(Lines of data)

============================================================

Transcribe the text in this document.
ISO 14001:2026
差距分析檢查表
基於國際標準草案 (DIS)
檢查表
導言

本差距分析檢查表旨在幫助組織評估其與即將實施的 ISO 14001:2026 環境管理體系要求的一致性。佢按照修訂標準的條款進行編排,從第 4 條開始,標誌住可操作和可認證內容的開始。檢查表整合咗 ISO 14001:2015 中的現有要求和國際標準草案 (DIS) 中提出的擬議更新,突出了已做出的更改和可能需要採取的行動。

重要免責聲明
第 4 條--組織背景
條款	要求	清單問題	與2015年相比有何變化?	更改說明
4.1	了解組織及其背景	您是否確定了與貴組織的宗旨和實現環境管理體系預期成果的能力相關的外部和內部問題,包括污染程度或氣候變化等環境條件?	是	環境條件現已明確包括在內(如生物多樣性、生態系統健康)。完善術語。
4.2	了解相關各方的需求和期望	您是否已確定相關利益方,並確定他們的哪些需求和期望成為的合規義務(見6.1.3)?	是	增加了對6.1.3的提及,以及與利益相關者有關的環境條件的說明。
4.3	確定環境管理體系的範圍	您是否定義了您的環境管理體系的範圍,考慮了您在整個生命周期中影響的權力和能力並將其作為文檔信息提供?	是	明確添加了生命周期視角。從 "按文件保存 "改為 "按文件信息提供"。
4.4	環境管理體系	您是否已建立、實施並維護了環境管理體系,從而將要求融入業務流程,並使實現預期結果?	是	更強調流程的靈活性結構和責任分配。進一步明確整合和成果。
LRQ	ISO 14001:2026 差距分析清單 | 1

============================================================

## Task directions:
The entries above must be returned exactly.

## Output of the exercise:
Transcribe the text in this document.
ISO 14001:2026
差距分析檢查表
基於國際標準草案 (DIS)
檢查表
導言

本差距分析檢查表旨在幫助組織評估其與即將實施的 ISO 14001:2026 環境管理體系要求的一致性。佢按照修訂標準的條款進行編排,從第 4 條開始,標誌住可操作和可認證內容的開始。檢查表整合咗 ISO 14001:2015 中的現有要求和國際標準草案 (DIS) 中提出的擬議更新,突出了已做出的更改和可能需要採取的行動。

重要免責聲明
第 4 條--組織背景
條款	要求	清單問題	與2015年相比有何變化?	更改說明
4.1	了解組織及其背景	您是否確定了與貴組織的宗旨和實現環境管理體系預期成果的能力相關的外部和內部問題,包括污染程度或氣候變化等環境條件?	是	環境條件現已明確包括在內(如生物多樣性、生態系統健康)。完善術語。
4.2	了解相關各方的需求和期望	您是否已確定相關利益方,並確定他們的哪些需求和期望成為的合規義務(見6.1.3)?	是	增加了對6.1.3的提及,以及與利益相關者有關的環境條件的說明。
4.3	確定環境管理體系的範圍	您是否定義了您的環境管理體系的範圍,考慮了您在整個生命周期中影響的權力和能力並將其作為文檔信息提供?	是	明確添加了生命周期視角。從 "按文件保存 "改為 "按文件信息提供"。
4.4	環境管理體系	您是否已建立、實施並維護了環境管理體系,從而將要求融入業務流程,並使實現預期結果?	是	更強調流程的靈活性結構和責任分配。進一步明確整合和成果。
LRQ	ISO 14001:2026 差距分析清單 | 1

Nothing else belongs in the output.